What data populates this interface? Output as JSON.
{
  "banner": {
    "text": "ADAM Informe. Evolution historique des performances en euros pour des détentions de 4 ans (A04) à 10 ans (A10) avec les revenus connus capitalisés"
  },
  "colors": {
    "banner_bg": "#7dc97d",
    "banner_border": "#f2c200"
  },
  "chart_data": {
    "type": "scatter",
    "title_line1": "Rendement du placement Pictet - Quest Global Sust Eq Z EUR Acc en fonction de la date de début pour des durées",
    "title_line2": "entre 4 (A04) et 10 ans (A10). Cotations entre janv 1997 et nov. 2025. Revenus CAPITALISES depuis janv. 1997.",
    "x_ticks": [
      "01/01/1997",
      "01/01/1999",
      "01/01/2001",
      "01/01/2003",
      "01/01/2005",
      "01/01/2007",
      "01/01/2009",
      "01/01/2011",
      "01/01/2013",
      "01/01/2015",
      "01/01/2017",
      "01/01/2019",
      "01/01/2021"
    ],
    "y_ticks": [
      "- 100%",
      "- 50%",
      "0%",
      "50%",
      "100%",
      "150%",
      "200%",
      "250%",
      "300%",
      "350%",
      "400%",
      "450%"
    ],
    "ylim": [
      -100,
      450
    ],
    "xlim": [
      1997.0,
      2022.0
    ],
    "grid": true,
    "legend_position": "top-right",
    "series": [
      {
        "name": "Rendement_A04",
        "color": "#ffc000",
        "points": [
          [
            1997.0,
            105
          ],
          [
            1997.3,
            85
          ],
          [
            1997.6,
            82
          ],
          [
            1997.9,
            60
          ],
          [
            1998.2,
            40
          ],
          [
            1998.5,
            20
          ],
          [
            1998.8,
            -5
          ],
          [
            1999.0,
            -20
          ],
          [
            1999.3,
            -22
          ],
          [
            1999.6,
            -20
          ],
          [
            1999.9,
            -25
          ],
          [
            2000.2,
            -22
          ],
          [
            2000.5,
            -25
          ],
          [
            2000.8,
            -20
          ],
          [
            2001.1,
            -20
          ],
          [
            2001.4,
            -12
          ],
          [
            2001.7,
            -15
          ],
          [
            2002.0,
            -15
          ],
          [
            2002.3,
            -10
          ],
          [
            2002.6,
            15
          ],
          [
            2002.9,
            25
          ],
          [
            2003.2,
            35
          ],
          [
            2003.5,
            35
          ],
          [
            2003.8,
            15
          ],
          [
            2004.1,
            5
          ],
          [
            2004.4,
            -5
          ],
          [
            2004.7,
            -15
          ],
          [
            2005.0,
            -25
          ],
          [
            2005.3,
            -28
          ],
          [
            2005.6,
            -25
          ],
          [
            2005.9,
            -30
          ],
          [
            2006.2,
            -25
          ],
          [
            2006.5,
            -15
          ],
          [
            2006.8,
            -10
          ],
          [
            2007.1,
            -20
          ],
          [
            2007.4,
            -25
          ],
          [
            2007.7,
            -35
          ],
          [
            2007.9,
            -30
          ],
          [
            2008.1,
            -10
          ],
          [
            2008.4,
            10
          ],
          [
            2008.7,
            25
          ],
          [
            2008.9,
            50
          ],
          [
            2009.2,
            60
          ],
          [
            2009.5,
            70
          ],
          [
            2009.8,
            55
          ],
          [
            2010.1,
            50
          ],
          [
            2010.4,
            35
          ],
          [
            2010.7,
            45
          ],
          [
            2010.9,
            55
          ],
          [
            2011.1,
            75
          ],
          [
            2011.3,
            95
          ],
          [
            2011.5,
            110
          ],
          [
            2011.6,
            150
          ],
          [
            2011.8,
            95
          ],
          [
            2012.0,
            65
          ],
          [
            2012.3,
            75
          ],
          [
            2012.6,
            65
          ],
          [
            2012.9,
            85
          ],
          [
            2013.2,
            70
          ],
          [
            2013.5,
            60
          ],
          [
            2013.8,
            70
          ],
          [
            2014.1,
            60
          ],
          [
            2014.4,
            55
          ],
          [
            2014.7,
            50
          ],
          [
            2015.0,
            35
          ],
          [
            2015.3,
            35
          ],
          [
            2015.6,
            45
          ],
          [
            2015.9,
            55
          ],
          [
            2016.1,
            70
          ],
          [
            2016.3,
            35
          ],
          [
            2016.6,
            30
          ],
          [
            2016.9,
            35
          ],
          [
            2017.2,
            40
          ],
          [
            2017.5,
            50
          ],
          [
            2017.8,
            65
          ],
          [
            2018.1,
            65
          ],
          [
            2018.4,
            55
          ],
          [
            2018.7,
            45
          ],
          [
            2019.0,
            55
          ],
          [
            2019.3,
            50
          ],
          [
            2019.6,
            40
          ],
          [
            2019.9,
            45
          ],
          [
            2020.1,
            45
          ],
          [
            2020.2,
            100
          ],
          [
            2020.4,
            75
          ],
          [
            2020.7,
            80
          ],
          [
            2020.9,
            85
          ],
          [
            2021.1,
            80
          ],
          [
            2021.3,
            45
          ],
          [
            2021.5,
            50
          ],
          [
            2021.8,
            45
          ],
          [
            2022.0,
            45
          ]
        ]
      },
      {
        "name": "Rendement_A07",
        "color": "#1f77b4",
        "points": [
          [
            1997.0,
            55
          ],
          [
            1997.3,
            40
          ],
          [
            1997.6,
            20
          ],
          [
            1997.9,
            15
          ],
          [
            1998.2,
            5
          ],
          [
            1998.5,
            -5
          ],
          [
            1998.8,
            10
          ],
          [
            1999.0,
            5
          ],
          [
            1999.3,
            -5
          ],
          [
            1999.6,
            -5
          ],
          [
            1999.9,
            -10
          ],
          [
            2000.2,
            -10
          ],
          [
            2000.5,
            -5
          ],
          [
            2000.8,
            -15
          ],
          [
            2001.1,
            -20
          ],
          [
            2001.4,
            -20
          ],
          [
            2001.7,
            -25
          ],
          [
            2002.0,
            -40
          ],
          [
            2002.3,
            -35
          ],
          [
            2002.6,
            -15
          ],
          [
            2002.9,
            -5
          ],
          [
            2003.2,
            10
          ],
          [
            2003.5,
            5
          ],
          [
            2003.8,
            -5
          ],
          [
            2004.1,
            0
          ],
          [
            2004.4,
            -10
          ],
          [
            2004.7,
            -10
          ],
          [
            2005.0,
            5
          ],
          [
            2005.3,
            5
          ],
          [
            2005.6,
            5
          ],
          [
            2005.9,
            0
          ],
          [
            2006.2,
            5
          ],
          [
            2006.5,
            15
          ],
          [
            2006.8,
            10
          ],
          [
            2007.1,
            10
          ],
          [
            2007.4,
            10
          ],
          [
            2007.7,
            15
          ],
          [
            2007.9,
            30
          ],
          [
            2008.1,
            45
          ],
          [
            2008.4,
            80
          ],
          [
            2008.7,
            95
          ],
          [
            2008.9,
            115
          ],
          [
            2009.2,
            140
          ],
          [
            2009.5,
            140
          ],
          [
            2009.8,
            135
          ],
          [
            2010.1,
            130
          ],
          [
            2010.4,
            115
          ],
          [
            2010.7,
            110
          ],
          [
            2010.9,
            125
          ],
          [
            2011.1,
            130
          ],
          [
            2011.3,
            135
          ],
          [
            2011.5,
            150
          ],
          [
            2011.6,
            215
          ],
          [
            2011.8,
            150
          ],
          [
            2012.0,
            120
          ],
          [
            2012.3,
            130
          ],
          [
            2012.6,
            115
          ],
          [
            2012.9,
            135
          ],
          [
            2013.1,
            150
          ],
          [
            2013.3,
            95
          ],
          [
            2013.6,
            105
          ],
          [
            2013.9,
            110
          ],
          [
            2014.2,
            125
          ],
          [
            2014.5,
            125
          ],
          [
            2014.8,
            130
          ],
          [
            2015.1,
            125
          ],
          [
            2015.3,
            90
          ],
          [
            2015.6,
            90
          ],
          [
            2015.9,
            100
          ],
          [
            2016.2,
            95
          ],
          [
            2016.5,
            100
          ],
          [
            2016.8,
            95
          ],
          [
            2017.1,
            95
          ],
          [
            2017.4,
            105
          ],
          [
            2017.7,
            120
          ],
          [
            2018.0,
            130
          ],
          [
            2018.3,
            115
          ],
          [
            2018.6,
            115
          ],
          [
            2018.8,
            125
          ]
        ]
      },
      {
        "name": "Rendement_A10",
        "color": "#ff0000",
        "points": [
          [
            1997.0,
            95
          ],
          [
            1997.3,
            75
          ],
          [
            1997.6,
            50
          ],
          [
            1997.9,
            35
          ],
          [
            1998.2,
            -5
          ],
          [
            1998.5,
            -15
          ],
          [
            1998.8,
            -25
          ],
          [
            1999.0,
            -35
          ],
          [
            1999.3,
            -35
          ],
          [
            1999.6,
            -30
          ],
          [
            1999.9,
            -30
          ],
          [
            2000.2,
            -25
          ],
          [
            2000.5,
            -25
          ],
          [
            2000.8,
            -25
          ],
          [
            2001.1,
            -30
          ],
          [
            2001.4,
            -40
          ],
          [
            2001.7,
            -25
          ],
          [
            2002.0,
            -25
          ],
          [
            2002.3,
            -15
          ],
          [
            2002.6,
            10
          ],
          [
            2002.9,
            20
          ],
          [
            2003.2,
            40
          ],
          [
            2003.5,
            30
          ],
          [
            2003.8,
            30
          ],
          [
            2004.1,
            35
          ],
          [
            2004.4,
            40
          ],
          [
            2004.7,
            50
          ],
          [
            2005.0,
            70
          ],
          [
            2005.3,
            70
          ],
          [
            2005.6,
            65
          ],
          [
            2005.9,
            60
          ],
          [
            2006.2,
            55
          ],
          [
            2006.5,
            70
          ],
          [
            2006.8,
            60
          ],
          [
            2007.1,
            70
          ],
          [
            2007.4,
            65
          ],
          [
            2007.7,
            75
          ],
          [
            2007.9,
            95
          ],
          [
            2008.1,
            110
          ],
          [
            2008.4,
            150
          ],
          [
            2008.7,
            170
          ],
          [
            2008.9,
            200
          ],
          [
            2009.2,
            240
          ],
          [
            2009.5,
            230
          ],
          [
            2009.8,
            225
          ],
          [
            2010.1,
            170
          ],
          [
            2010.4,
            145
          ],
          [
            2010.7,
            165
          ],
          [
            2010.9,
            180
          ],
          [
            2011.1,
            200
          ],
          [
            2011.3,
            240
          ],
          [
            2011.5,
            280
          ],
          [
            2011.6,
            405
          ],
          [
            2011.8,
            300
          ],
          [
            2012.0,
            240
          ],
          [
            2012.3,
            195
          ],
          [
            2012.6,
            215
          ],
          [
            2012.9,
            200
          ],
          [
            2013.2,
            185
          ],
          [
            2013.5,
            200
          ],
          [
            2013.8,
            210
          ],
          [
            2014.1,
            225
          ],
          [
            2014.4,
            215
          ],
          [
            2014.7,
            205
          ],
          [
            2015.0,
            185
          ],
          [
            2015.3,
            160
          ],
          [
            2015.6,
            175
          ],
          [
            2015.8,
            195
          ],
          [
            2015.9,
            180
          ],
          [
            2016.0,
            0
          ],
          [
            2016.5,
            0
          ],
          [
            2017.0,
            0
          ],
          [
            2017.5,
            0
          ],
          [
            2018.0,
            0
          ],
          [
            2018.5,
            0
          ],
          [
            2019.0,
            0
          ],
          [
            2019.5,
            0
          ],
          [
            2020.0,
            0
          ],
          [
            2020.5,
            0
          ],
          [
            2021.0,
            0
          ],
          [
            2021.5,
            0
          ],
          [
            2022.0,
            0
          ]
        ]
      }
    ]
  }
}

——

Check each line of the records above for "name", and copy those that have it.

EXERCISE RESULT —
        "name": "Rendement_A04",
        "name": "Rendement_A07",
        "name": "Rendement_A10",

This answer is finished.